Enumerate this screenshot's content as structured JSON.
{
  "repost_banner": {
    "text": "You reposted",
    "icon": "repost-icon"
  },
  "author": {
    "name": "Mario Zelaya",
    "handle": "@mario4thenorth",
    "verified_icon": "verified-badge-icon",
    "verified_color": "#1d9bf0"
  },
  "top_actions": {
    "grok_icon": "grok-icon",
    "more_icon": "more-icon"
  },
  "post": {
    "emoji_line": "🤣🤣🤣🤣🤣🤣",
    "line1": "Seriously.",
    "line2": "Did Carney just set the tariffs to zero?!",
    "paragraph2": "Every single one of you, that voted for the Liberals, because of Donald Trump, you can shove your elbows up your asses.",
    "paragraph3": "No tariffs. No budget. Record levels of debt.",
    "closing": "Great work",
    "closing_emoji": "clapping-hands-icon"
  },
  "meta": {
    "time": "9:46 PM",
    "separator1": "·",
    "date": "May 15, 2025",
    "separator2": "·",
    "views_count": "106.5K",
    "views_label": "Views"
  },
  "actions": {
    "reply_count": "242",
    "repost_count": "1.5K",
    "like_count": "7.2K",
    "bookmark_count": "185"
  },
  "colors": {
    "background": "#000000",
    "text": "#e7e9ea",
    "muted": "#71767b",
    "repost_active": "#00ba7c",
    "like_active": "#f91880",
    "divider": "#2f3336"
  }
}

————

**What needs to be done:** Copy out the full listing exactly.

**Result below:**
Enumerate this screenshot's content as structured JSON.
{
  "repost_banner": {
    "text": "You reposted",
    "icon": "repost-icon"
  },
  "author": {
    "name": "Mario Zelaya",
    "handle": "@mario4thenorth",
    "verified_icon": "verified-badge-icon",
    "verified_color": "#1d9bf0"
  },
  "top_actions": {
    "grok_icon": "grok-icon",
    "more_icon": "more-icon"
  },
  "post": {
    "emoji_line": "🤣🤣🤣🤣🤣🤣",
    "line1": "Seriously.",
    "line2": "Did Carney just set the tariffs to zero?!",
    "paragraph2": "Every single one of you, that voted for the Liberals, because of Donald Trump, you can shove your elbows up your asses.",
    "paragraph3": "No tariffs. No budget. Record levels of debt.",
    "closing": "Great work",
    "closing_emoji": "clapping-hands-icon"
  },
  "meta": {
    "time": "9:46 PM",
    "separator1": "·",
    "date": "May 15, 2025",
    "separator2": "·",
    "views_count": "106.5K",
    "views_label": "Views"
  },
  "actions": {
    "reply_count": "242",
    "repost_count": "1.5K",
    "like_count": "7.2K",
    "bookmark_count": "185"
  },
  "colors": {
    "background": "#000000",
    "text": "#e7e9ea",
    "muted": "#71767b",
    "repost_active": "#00ba7c",
    "like_active": "#f91880",
    "divider": "#2f3336"
  }
}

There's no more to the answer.